(Bounding box entries)
------------------------------------------------

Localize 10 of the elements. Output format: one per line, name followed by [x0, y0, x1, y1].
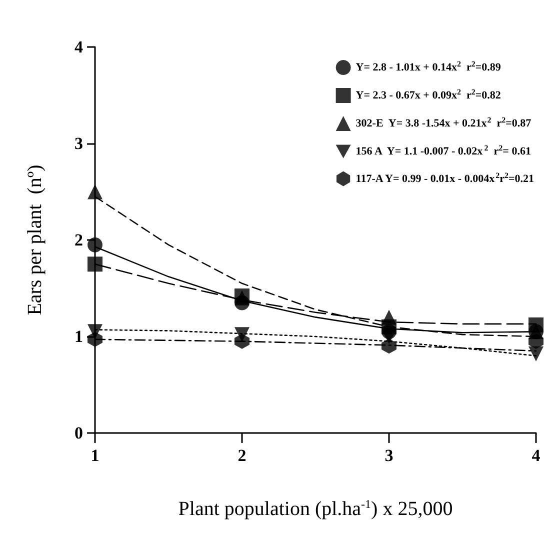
y-tick-label: 1 [74, 327, 83, 346]
y-axis-title: Ears per plant (nº) [24, 164, 46, 316]
x-tick-label: 4 [532, 446, 541, 465]
y-tick-label: 3 [74, 134, 83, 153]
x-tick-label: 3 [384, 446, 394, 465]
y-tick-label: 4 [74, 38, 84, 56]
x-tick-label: 1 [90, 446, 100, 465]
y-tick-label: 2 [74, 230, 83, 250]
y-tick-label: 0 [74, 424, 83, 442]
x-tick-label: 2 [238, 446, 246, 465]
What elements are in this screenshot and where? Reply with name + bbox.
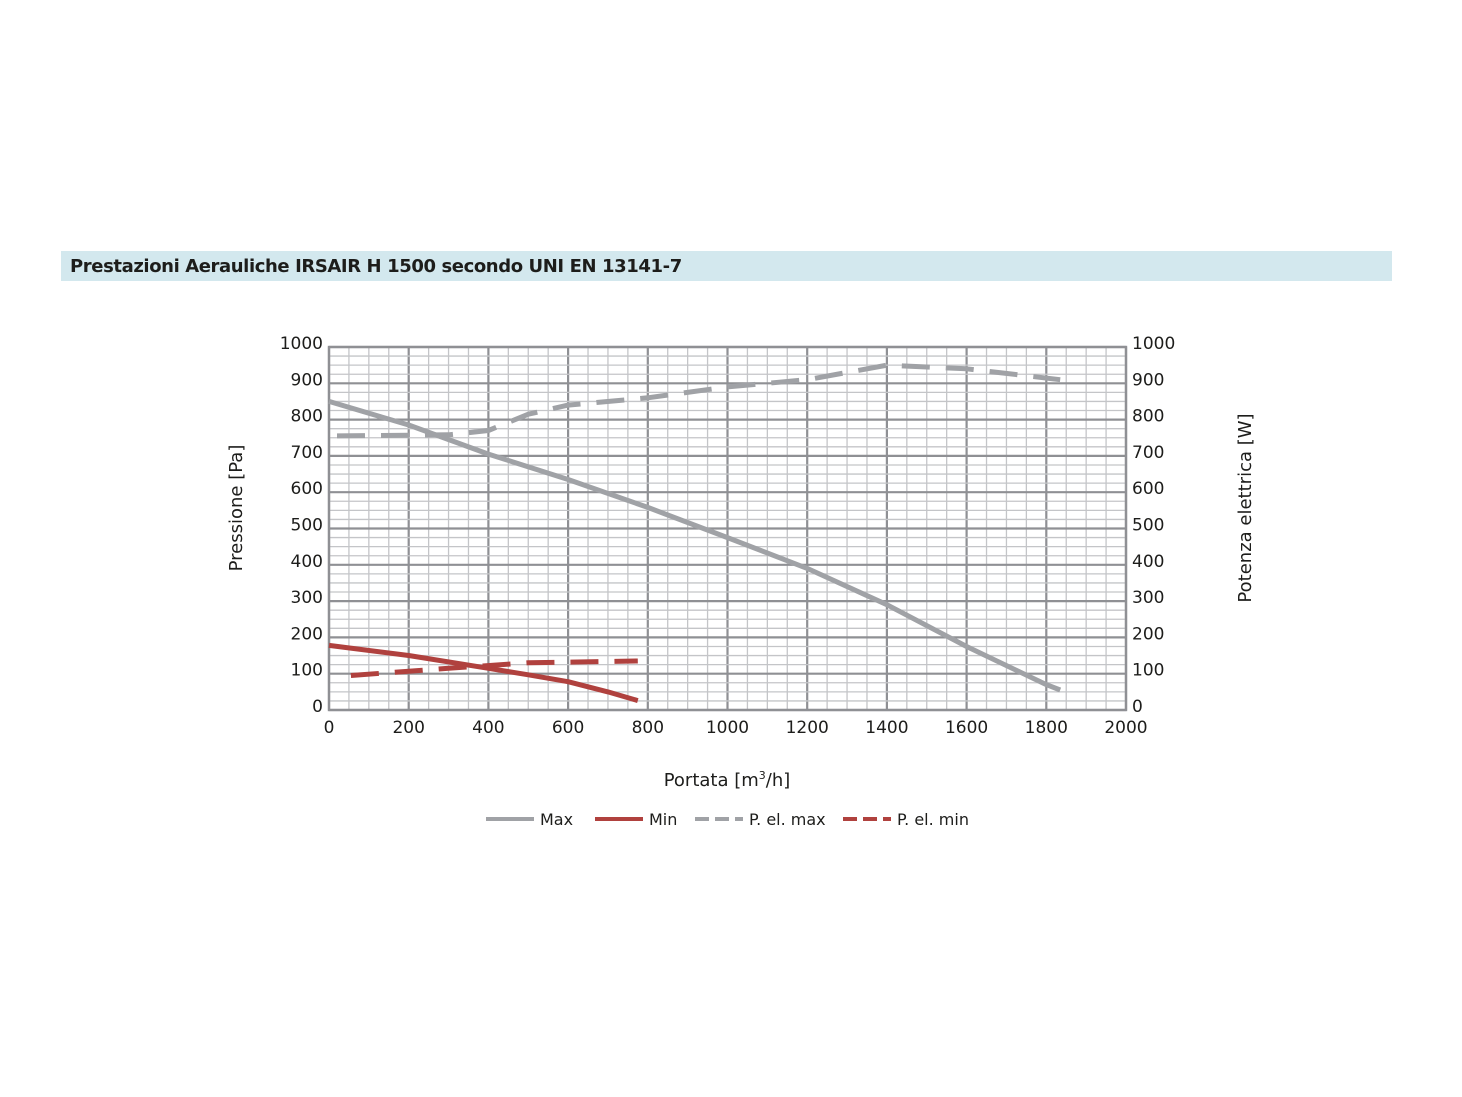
y-tick-label-right: 200 <box>1132 624 1164 644</box>
chart-title: Prestazioni Aerauliche IRSAIR H 1500 sec… <box>70 256 682 277</box>
x-tick-label: 0 <box>324 718 335 738</box>
x-tick-label: 1800 <box>1025 718 1068 738</box>
title-bar: Prestazioni Aerauliche IRSAIR H 1500 sec… <box>61 251 1392 281</box>
y-tick-label-left: 900 <box>291 370 323 390</box>
x-tick-label: 800 <box>632 718 664 738</box>
x-tick-label: 200 <box>392 718 424 738</box>
legend: Max Min P. el. max P. el. min <box>486 810 969 829</box>
series-p-el-min-line <box>350 658 638 678</box>
legend-label: Max <box>540 810 573 829</box>
y-tick-label-right: 900 <box>1132 370 1164 390</box>
x-tick-label: 600 <box>552 718 584 738</box>
y-axis-label-right: Potenza elettrica [W] <box>1235 413 1256 602</box>
y-tick-label-left: 200 <box>291 624 323 644</box>
series-min-line <box>328 642 639 703</box>
legend-item-min: Min <box>595 810 677 829</box>
y-axis-label-left: Pressione [Pa] <box>226 445 247 572</box>
legend-label: P. el. max <box>749 810 826 829</box>
series-lines <box>328 362 1062 703</box>
y-tick-label-left: 300 <box>291 588 323 608</box>
y-tick-label-right: 600 <box>1132 479 1164 499</box>
y-tick-label-left: 0 <box>312 697 323 717</box>
x-tick-label: 1000 <box>706 718 749 738</box>
legend-label: Min <box>649 810 677 829</box>
y-tick-label-right: 800 <box>1132 407 1164 427</box>
legend-item-p-el-max: P. el. max <box>695 810 826 829</box>
y-tick-label-right: 400 <box>1132 552 1164 572</box>
x-tick-label: 2000 <box>1104 718 1147 738</box>
x-tick-label: 400 <box>472 718 504 738</box>
y-tick-label-left: 400 <box>291 552 323 572</box>
y-tick-label-right: 0 <box>1132 697 1143 717</box>
y-tick-label-left: 600 <box>291 479 323 499</box>
legend-item-p-el-min: P. el. min <box>843 810 969 829</box>
y-tick-label-right: 100 <box>1132 661 1164 681</box>
legend-label: P. el. min <box>897 810 969 829</box>
y-tick-label-right: 300 <box>1132 588 1164 608</box>
y-tick-label-left: 800 <box>291 407 323 427</box>
y-tick-label-left: 700 <box>291 443 323 463</box>
y-tick-label-left: 1000 <box>280 334 323 354</box>
plot-border <box>327 345 1128 712</box>
x-tick-label: 1200 <box>786 718 829 738</box>
series-max-line <box>328 399 1062 693</box>
x-tick-label: 1400 <box>865 718 908 738</box>
plot-frame <box>327 345 1128 712</box>
y-tick-label-right: 500 <box>1132 516 1164 536</box>
y-tick-label-left: 100 <box>291 661 323 681</box>
x-axis-label: Portata [m3/h] <box>664 769 791 791</box>
legend-item-max: Max <box>486 810 573 829</box>
y-tick-label-left: 500 <box>291 516 323 536</box>
grid <box>327 345 1128 712</box>
series-p-el-max-line <box>336 362 1061 439</box>
y-tick-label-right: 1000 <box>1132 334 1175 354</box>
y-tick-label-right: 700 <box>1132 443 1164 463</box>
x-tick-label: 1600 <box>945 718 988 738</box>
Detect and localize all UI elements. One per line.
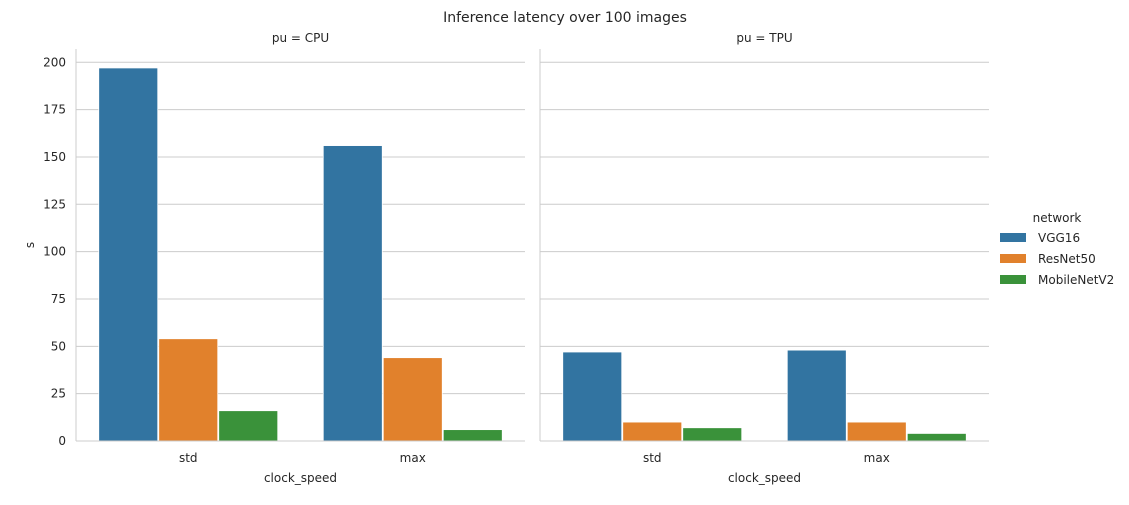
bar-vgg16	[562, 351, 623, 442]
x-axis-label: clock_speed	[728, 471, 801, 485]
bar-resnet50	[158, 338, 219, 442]
legend-swatch-resnet50	[1000, 254, 1026, 263]
bar-resnet50	[622, 421, 683, 442]
legend-label: MobileNetV2	[1038, 273, 1114, 287]
y-tick-label: 150	[43, 150, 66, 164]
y-tick-label: 50	[51, 339, 66, 353]
facet-title: pu = CPU	[272, 31, 329, 45]
y-tick-label: 125	[43, 197, 66, 211]
legend-swatch-vgg16	[1000, 233, 1026, 242]
bar-vgg16	[322, 145, 383, 442]
bar-resnet50	[846, 421, 907, 442]
y-tick-label: 175	[43, 103, 66, 117]
legend-swatch-mobilenetv2	[1000, 275, 1026, 284]
bar-mobilenetv2	[906, 433, 967, 442]
bar-resnet50	[382, 357, 443, 442]
x-tick-label: max	[400, 451, 426, 465]
bar-mobilenetv2	[218, 410, 279, 442]
bar-vgg16	[786, 349, 847, 442]
y-tick-label: 25	[51, 387, 66, 401]
legend-title: network	[1033, 211, 1082, 225]
y-axis-label: s	[23, 242, 37, 248]
facet-title: pu = TPU	[736, 31, 792, 45]
y-tick-label: 100	[43, 245, 66, 259]
legend-label: VGG16	[1038, 231, 1080, 245]
bar-mobilenetv2	[682, 427, 743, 442]
chart-title: Inference latency over 100 images	[443, 10, 687, 26]
y-tick-label: 0	[58, 434, 66, 448]
bar-mobilenetv2	[442, 429, 503, 442]
x-tick-label: max	[864, 451, 890, 465]
x-tick-label: std	[179, 451, 198, 465]
y-tick-label: 75	[51, 292, 66, 306]
bar-vgg16	[98, 67, 159, 442]
legend-label: ResNet50	[1038, 252, 1096, 266]
y-tick-label: 200	[43, 55, 66, 69]
x-axis-label: clock_speed	[264, 471, 337, 485]
x-tick-label: std	[643, 451, 662, 465]
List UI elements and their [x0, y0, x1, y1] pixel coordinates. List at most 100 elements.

------------------------------------------------

[Stated exercise]:
Rewrite all the records with every "x-tick-label" changed to "x-axis-tick-label" and everything else left the same. Omit the pictures.

[Output of the task]:
Localize 10 of the elements. Output format: one per line, name followed by [x0, y0, x1, y1].
y-tick-label: 1 [74, 327, 83, 346]
y-axis-title: Ears per plant (nº) [24, 164, 46, 316]
x-axis-tick-label: 4 [532, 446, 541, 465]
y-tick-label: 3 [74, 134, 83, 153]
x-axis-tick-label: 3 [384, 446, 394, 465]
y-tick-label: 4 [74, 38, 84, 56]
x-axis-tick-label: 1 [90, 446, 100, 465]
y-tick-label: 2 [74, 230, 83, 250]
y-tick-label: 0 [74, 424, 83, 442]
x-axis-tick-label: 2 [238, 446, 246, 465]
What elements are in this screenshot and where? Reply with name + bbox.
y-tick-label-right: 200 <box>1132 624 1164 644</box>
chart-title: Prestazioni Aerauliche IRSAIR H 1500 sec… <box>70 256 682 277</box>
x-axis-tick-label: 0 <box>324 718 335 738</box>
x-axis-tick-label: 1800 <box>1025 718 1068 738</box>
title-bar: Prestazioni Aerauliche IRSAIR H 1500 sec… <box>61 251 1392 281</box>
y-tick-label-left: 900 <box>291 370 323 390</box>
x-axis-tick-label: 800 <box>632 718 664 738</box>
x-axis-tick-label: 200 <box>392 718 424 738</box>
legend: Max Min P. el. max P. el. min <box>486 810 969 829</box>
series-p-el-min-line <box>350 658 638 678</box>
legend-label: Max <box>540 810 573 829</box>
y-tick-label-right: 900 <box>1132 370 1164 390</box>
x-axis-tick-label: 600 <box>552 718 584 738</box>
y-axis-label-right: Potenza elettrica [W] <box>1235 413 1256 602</box>
y-tick-label-left: 200 <box>291 624 323 644</box>
series-min-line <box>328 642 639 703</box>
legend-item-min: Min <box>595 810 677 829</box>
y-axis-label-left: Pressione [Pa] <box>226 445 247 572</box>
legend-label: P. el. max <box>749 810 826 829</box>
series-lines <box>328 362 1062 703</box>
y-tick-label-left: 300 <box>291 588 323 608</box>
y-tick-label-right: 600 <box>1132 479 1164 499</box>
y-tick-label-left: 0 <box>312 697 323 717</box>
x-axis-tick-label: 1000 <box>706 718 749 738</box>
legend-label: Min <box>649 810 677 829</box>
y-tick-label-right: 800 <box>1132 407 1164 427</box>
legend-item-p-el-max: P. el. max <box>695 810 826 829</box>
y-tick-label-right: 400 <box>1132 552 1164 572</box>
x-axis-tick-label: 2000 <box>1104 718 1147 738</box>
x-axis-tick-label: 400 <box>472 718 504 738</box>
y-tick-label-left: 400 <box>291 552 323 572</box>
y-tick-label-right: 0 <box>1132 697 1143 717</box>
y-tick-label-left: 600 <box>291 479 323 499</box>
legend-item-p-el-min: P. el. min <box>843 810 969 829</box>
y-tick-label-right: 100 <box>1132 661 1164 681</box>
legend-label: P. el. min <box>897 810 969 829</box>
y-tick-label-right: 300 <box>1132 588 1164 608</box>
y-tick-label-left: 800 <box>291 407 323 427</box>
y-tick-label-left: 700 <box>291 443 323 463</box>
y-tick-label-left: 1000 <box>280 334 323 354</box>
plot-border <box>327 345 1128 712</box>
x-axis-tick-label: 1200 <box>786 718 829 738</box>
series-max-line <box>328 399 1062 693</box>
x-axis-tick-label: 1400 <box>865 718 908 738</box>
plot-frame <box>327 345 1128 712</box>
y-tick-label-right: 500 <box>1132 516 1164 536</box>
y-tick-label-left: 100 <box>291 661 323 681</box>
x-axis-label: Portata [m3/h] <box>664 769 791 791</box>
legend-item-max: Max <box>486 810 573 829</box>
y-tick-label-left: 500 <box>291 516 323 536</box>
grid <box>327 345 1128 712</box>
series-p-el-max-line <box>336 362 1061 439</box>
y-tick-label-right: 1000 <box>1132 334 1175 354</box>
y-tick-label-right: 700 <box>1132 443 1164 463</box>
x-axis-tick-label: 1600 <box>945 718 988 738</box>
Detect and localize all UI elements. One per line.
bar-vgg16	[562, 351, 623, 442]
x-axis-label: clock_speed	[728, 471, 801, 485]
bar-resnet50	[158, 338, 219, 442]
legend-swatch-resnet50	[1000, 254, 1026, 263]
bar-resnet50	[622, 421, 683, 442]
legend-label: MobileNetV2	[1038, 273, 1114, 287]
y-tick-label: 150	[43, 150, 66, 164]
y-tick-label: 50	[51, 339, 66, 353]
facet-title: pu = CPU	[272, 31, 329, 45]
y-tick-label: 125	[43, 197, 66, 211]
legend-swatch-vgg16	[1000, 233, 1026, 242]
bar-vgg16	[322, 145, 383, 442]
bar-resnet50	[846, 421, 907, 442]
y-tick-label: 175	[43, 103, 66, 117]
legend-swatch-mobilenetv2	[1000, 275, 1026, 284]
bar-mobilenetv2	[906, 433, 967, 442]
bar-resnet50	[382, 357, 443, 442]
x-axis-tick-label: max	[400, 451, 426, 465]
bar-mobilenetv2	[218, 410, 279, 442]
bar-vgg16	[786, 349, 847, 442]
y-tick-label: 25	[51, 387, 66, 401]
legend-title: network	[1033, 211, 1082, 225]
y-axis-label: s	[23, 242, 37, 248]
facet-title: pu = TPU	[736, 31, 792, 45]
y-tick-label: 100	[43, 245, 66, 259]
legend-label: VGG16	[1038, 231, 1080, 245]
bar-mobilenetv2	[682, 427, 743, 442]
chart-title: Inference latency over 100 images	[443, 10, 687, 26]
y-tick-label: 0	[58, 434, 66, 448]
bar-mobilenetv2	[442, 429, 503, 442]
x-axis-tick-label: max	[864, 451, 890, 465]
x-axis-tick-label: std	[179, 451, 198, 465]
y-tick-label: 75	[51, 292, 66, 306]
bar-vgg16	[98, 67, 159, 442]
legend-label: ResNet50	[1038, 252, 1096, 266]
y-tick-label: 200	[43, 55, 66, 69]
x-axis-label: clock_speed	[264, 471, 337, 485]
x-axis-tick-label: std	[643, 451, 662, 465]
List UI elements and their [x0, y0, x1, y1] pixel coordinates. List at most 100 elements.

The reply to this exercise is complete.